* **Exercise**: Pull every line with the word "Kashmir" out of the entries below.

──────

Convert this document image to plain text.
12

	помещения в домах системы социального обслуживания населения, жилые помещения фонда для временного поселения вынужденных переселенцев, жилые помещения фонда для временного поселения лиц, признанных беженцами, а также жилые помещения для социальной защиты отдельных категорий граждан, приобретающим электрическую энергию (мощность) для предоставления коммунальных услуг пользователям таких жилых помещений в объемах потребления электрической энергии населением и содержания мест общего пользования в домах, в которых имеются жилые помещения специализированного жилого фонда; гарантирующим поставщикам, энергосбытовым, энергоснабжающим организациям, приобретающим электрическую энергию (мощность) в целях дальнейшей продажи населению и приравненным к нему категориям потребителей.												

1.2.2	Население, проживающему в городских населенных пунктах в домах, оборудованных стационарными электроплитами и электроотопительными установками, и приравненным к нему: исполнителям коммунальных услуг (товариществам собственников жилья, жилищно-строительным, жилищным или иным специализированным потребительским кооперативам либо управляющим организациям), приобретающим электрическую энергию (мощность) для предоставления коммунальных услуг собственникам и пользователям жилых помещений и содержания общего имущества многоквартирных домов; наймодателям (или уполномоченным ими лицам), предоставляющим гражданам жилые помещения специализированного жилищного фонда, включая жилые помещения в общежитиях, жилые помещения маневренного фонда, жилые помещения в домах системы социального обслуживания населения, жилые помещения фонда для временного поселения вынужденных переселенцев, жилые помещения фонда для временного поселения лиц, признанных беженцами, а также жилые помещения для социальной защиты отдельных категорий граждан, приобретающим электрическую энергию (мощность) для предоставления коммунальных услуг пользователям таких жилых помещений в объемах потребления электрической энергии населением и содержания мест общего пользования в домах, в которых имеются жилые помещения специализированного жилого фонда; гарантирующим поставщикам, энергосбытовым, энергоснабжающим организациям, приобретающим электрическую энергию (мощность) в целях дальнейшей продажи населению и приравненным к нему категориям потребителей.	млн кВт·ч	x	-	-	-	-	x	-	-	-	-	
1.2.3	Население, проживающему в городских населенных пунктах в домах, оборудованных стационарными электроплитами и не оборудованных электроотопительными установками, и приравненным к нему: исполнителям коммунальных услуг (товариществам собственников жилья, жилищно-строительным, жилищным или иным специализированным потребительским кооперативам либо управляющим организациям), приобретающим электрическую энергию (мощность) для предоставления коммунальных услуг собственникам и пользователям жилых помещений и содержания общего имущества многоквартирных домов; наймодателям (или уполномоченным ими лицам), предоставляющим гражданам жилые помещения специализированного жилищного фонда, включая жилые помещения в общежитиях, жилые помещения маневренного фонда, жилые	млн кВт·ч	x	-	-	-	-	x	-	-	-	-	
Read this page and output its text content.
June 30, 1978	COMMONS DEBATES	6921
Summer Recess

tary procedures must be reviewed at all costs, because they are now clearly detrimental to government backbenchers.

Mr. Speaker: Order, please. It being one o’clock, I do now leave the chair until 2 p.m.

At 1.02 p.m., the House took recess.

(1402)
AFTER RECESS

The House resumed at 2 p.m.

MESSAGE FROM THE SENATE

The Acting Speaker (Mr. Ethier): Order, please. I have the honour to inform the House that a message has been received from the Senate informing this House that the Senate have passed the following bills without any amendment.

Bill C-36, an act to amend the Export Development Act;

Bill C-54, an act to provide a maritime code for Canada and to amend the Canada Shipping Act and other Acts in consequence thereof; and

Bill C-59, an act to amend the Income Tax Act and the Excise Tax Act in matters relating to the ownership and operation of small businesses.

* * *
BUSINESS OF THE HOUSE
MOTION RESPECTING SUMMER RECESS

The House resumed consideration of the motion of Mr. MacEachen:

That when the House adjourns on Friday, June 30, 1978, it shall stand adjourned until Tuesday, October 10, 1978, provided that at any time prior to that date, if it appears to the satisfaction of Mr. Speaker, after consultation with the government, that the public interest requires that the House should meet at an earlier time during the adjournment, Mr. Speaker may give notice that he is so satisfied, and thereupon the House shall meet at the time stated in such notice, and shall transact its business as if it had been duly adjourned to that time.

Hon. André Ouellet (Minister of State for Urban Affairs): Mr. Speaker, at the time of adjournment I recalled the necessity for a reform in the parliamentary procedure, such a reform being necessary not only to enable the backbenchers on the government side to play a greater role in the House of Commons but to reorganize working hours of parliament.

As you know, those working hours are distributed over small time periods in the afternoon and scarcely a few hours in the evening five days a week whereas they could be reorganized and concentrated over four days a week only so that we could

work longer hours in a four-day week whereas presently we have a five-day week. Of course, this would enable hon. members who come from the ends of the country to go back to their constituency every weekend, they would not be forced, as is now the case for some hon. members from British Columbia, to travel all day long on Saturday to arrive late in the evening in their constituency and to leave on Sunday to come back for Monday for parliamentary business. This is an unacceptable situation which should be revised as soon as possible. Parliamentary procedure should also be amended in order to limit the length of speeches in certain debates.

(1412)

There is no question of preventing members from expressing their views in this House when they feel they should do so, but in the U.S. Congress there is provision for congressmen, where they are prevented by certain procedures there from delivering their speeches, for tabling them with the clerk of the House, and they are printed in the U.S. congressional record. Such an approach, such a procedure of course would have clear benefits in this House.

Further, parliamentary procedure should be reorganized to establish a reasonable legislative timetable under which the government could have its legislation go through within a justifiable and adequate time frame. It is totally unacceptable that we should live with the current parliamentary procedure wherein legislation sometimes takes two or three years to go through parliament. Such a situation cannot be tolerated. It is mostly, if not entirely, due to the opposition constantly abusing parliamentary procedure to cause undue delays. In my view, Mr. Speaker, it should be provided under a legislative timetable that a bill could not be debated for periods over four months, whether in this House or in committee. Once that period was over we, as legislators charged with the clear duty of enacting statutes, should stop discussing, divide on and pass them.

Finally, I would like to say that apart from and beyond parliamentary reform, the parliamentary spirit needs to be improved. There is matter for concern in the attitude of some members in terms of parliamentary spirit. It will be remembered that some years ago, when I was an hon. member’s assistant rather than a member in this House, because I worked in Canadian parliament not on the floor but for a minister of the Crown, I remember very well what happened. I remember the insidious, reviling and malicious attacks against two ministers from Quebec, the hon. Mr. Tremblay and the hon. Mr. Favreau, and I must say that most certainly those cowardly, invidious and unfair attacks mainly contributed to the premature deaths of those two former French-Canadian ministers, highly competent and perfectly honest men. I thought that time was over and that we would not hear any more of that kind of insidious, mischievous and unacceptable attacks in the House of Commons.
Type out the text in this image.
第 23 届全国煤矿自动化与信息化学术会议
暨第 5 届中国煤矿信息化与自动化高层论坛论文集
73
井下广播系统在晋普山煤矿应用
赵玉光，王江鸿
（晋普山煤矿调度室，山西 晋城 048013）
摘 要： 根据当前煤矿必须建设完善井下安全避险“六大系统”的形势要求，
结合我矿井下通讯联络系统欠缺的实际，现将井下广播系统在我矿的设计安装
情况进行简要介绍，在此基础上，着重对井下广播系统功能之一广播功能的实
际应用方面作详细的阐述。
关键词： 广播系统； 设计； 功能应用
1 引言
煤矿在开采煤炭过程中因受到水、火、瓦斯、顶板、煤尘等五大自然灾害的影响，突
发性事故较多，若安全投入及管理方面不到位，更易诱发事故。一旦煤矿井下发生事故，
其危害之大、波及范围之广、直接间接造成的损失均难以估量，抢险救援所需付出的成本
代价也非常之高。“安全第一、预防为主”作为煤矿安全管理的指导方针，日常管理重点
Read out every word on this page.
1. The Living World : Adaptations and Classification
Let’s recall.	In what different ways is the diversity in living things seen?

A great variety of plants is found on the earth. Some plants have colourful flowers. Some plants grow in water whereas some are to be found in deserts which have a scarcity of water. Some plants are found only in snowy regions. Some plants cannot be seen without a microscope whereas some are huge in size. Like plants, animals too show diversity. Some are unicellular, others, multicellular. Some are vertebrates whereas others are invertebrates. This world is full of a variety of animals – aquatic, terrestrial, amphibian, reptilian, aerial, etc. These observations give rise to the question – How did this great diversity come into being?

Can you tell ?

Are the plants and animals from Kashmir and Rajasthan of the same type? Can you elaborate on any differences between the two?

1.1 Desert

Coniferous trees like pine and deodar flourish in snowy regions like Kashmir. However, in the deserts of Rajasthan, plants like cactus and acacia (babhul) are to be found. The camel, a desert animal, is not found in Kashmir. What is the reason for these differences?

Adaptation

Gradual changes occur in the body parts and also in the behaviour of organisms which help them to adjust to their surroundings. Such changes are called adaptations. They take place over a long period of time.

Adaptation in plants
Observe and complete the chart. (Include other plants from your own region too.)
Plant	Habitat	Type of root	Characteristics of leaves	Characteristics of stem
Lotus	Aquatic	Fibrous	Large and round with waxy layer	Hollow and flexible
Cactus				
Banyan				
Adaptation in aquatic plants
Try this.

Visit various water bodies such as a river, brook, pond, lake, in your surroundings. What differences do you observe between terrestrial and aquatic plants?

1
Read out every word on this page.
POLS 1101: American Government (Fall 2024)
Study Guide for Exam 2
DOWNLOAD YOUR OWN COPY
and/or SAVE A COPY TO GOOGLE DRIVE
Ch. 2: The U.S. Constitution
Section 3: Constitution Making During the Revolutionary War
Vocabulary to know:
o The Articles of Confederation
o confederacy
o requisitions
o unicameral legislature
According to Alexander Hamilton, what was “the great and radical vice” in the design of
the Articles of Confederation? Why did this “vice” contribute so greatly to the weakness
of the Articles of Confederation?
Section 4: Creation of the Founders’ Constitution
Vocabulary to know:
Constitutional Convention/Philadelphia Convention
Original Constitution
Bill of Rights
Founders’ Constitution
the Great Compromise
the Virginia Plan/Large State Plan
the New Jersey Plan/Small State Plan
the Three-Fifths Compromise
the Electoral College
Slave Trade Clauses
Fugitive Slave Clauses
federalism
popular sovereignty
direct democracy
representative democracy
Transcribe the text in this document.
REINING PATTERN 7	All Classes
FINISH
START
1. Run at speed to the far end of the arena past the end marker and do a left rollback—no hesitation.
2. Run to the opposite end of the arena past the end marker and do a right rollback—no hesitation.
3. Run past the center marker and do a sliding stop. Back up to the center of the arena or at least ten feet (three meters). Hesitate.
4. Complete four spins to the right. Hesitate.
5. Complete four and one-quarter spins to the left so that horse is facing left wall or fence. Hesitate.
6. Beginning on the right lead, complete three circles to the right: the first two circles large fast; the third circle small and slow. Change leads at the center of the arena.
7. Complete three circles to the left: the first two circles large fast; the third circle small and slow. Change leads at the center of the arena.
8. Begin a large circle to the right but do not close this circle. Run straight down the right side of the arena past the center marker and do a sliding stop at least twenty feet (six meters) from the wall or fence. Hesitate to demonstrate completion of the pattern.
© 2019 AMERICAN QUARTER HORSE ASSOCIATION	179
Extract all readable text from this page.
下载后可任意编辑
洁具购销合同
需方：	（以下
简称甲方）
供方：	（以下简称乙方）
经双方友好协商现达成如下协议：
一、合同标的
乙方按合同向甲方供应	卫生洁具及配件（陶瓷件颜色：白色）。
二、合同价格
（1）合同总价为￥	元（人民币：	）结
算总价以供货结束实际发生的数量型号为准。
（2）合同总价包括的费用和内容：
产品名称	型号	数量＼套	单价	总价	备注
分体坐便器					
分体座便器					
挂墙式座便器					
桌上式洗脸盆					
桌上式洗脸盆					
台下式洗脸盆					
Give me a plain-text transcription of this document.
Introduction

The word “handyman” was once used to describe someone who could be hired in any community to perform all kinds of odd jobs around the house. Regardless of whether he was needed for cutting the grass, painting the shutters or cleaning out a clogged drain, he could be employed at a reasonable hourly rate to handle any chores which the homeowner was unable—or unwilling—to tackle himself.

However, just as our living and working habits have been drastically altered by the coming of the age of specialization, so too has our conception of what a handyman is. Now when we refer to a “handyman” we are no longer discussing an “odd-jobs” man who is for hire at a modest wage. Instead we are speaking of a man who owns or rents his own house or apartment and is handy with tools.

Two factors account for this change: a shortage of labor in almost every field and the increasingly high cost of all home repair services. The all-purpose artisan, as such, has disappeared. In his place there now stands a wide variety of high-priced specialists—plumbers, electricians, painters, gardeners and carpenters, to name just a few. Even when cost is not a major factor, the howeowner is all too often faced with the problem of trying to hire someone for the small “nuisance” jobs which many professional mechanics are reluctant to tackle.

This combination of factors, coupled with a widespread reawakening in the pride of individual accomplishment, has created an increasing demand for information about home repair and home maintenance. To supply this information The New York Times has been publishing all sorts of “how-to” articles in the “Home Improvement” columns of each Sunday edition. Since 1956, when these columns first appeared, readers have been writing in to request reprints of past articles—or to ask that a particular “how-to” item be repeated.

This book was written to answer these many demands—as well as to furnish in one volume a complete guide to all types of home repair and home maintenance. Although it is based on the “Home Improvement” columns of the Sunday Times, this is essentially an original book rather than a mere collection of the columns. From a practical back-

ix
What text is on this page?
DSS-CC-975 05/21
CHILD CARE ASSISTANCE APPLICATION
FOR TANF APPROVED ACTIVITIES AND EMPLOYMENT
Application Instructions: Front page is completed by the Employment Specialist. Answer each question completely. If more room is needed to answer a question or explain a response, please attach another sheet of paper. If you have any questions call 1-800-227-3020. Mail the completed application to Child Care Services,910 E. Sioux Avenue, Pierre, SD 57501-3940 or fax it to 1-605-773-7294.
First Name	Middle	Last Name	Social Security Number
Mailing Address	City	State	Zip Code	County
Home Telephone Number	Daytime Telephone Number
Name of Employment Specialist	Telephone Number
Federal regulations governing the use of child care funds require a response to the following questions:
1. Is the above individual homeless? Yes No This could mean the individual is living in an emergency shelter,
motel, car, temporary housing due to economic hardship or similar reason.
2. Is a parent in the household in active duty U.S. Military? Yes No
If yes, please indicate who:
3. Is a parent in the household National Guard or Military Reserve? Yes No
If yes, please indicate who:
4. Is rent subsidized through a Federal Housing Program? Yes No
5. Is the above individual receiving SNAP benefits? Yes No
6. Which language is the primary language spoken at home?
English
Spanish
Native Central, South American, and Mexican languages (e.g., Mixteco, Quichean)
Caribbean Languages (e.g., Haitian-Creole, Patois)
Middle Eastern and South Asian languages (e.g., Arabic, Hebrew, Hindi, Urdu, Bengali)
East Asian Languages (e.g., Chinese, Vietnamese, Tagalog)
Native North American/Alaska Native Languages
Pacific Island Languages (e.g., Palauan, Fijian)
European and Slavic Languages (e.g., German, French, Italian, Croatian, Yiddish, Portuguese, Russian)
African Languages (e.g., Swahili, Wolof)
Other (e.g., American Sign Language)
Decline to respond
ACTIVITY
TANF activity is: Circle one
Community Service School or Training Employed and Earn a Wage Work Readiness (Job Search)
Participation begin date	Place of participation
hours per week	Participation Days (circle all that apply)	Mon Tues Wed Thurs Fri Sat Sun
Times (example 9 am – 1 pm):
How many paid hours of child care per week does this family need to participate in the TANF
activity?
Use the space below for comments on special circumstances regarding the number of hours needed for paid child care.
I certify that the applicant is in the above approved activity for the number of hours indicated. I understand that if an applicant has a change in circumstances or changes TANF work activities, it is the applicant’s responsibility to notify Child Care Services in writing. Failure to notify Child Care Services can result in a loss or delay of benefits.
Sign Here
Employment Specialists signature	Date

──────

* **Expected output**:
Are the plants and animals from Kashmir and Rajasthan of the same type? Can you elaborate on any differences between the two?
Coniferous trees like pine and deodar flourish in snowy regions like Kashmir. However, in the deserts of Rajasthan, plants like cactus and acacia (babhul) are to be found. The camel, a desert animal, is not found in Kashmir. What is the reason for these differences?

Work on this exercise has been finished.